● WRITTEN INSTRUCTION: Copy all the entries word for word, but omit the pictures.

● DATA EXCERPTS:
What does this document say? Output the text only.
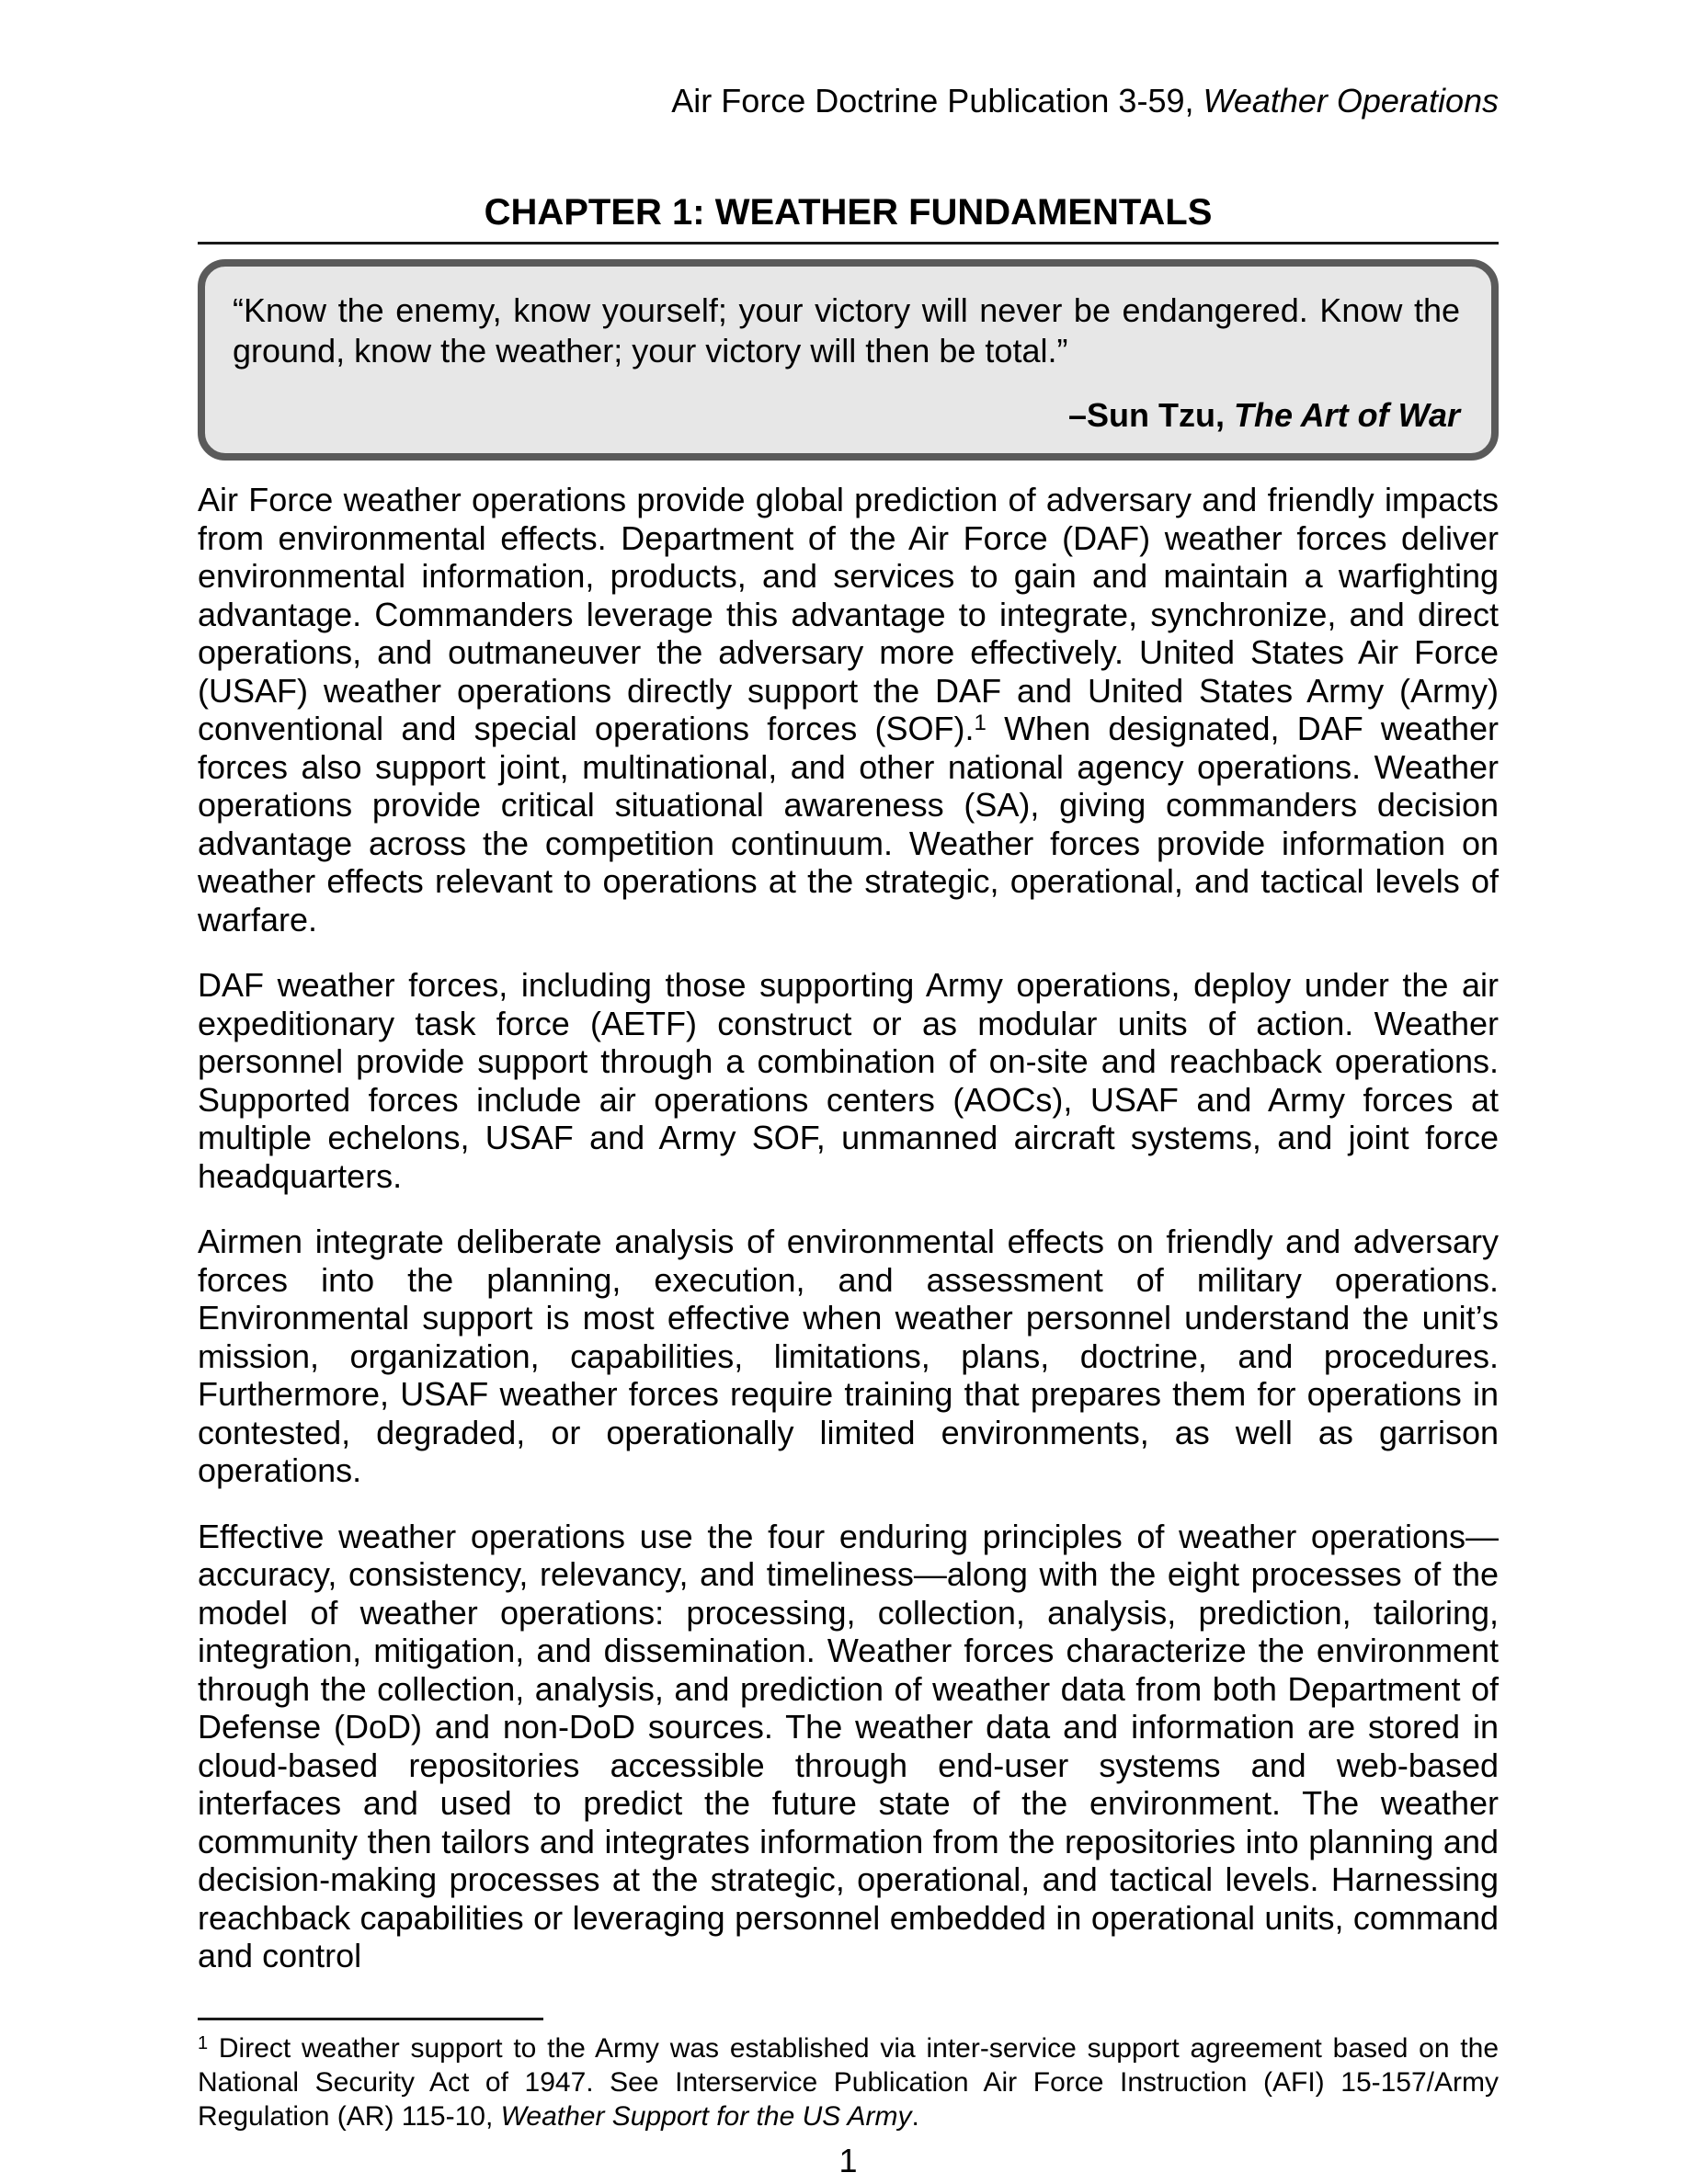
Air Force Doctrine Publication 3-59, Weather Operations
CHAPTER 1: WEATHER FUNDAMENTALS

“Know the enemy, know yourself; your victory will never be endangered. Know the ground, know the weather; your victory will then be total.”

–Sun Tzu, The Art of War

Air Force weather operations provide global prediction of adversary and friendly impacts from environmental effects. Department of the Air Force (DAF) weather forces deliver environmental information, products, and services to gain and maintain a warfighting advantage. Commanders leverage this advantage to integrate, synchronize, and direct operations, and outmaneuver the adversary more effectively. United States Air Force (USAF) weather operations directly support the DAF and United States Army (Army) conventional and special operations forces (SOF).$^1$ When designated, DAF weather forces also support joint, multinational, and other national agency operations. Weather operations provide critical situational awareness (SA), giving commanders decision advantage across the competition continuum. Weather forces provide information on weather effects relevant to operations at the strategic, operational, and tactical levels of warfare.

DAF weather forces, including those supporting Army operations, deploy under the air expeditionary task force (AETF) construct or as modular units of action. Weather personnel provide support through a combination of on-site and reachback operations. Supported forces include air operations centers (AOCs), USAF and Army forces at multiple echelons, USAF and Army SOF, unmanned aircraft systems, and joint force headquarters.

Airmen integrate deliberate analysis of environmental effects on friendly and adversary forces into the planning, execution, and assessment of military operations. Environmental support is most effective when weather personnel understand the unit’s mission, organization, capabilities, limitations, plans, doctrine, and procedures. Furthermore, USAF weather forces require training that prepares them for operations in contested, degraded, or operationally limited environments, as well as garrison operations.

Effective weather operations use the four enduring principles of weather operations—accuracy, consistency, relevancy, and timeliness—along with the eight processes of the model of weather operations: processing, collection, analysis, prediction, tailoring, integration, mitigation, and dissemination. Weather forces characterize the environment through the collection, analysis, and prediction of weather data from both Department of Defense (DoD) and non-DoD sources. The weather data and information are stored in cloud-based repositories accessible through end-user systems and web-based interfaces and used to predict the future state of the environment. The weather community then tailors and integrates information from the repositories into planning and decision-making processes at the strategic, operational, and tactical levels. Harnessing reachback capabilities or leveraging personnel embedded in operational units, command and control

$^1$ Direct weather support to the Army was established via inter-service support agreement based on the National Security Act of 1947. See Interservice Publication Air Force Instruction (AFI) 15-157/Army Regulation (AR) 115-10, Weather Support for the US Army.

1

● TASK RESPONSE:
What does this document say? Output the text only.
Air Force Doctrine Publication 3-59, Weather Operations
CHAPTER 1: WEATHER FUNDAMENTALS

“Know the enemy, know yourself; your victory will never be endangered. Know the ground, know the weather; your victory will then be total.”

–Sun Tzu, The Art of War

Air Force weather operations provide global prediction of adversary and friendly impacts from environmental effects. Department of the Air Force (DAF) weather forces deliver environmental information, products, and services to gain and maintain a warfighting advantage. Commanders leverage this advantage to integrate, synchronize, and direct operations, and outmaneuver the adversary more effectively. United States Air Force (USAF) weather operations directly support the DAF and United States Army (Army) conventional and special operations forces (SOF).$^1$ When designated, DAF weather forces also support joint, multinational, and other national agency operations. Weather operations provide critical situational awareness (SA), giving commanders decision advantage across the competition continuum. Weather forces provide information on weather effects relevant to operations at the strategic, operational, and tactical levels of warfare.

DAF weather forces, including those supporting Army operations, deploy under the air expeditionary task force (AETF) construct or as modular units of action. Weather personnel provide support through a combination of on-site and reachback operations. Supported forces include air operations centers (AOCs), USAF and Army forces at multiple echelons, USAF and Army SOF, unmanned aircraft systems, and joint force headquarters.

Airmen integrate deliberate analysis of environmental effects on friendly and adversary forces into the planning, execution, and assessment of military operations. Environmental support is most effective when weather personnel understand the unit’s mission, organization, capabilities, limitations, plans, doctrine, and procedures. Furthermore, USAF weather forces require training that prepares them for operations in contested, degraded, or operationally limited environments, as well as garrison operations.

Effective weather operations use the four enduring principles of weather operations—accuracy, consistency, relevancy, and timeliness—along with the eight processes of the model of weather operations: processing, collection, analysis, prediction, tailoring, integration, mitigation, and dissemination. Weather forces characterize the environment through the collection, analysis, and prediction of weather data from both Department of Defense (DoD) and non-DoD sources. The weather data and information are stored in cloud-based repositories accessible through end-user systems and web-based interfaces and used to predict the future state of the environment. The weather community then tailors and integrates information from the repositories into planning and decision-making processes at the strategic, operational, and tactical levels. Harnessing reachback capabilities or leveraging personnel embedded in operational units, command and control

$^1$ Direct weather support to the Army was established via inter-service support agreement based on the National Security Act of 1947. See Interservice Publication Air Force Instruction (AFI) 15-157/Army Regulation (AR) 115-10, Weather Support for the US Army.

1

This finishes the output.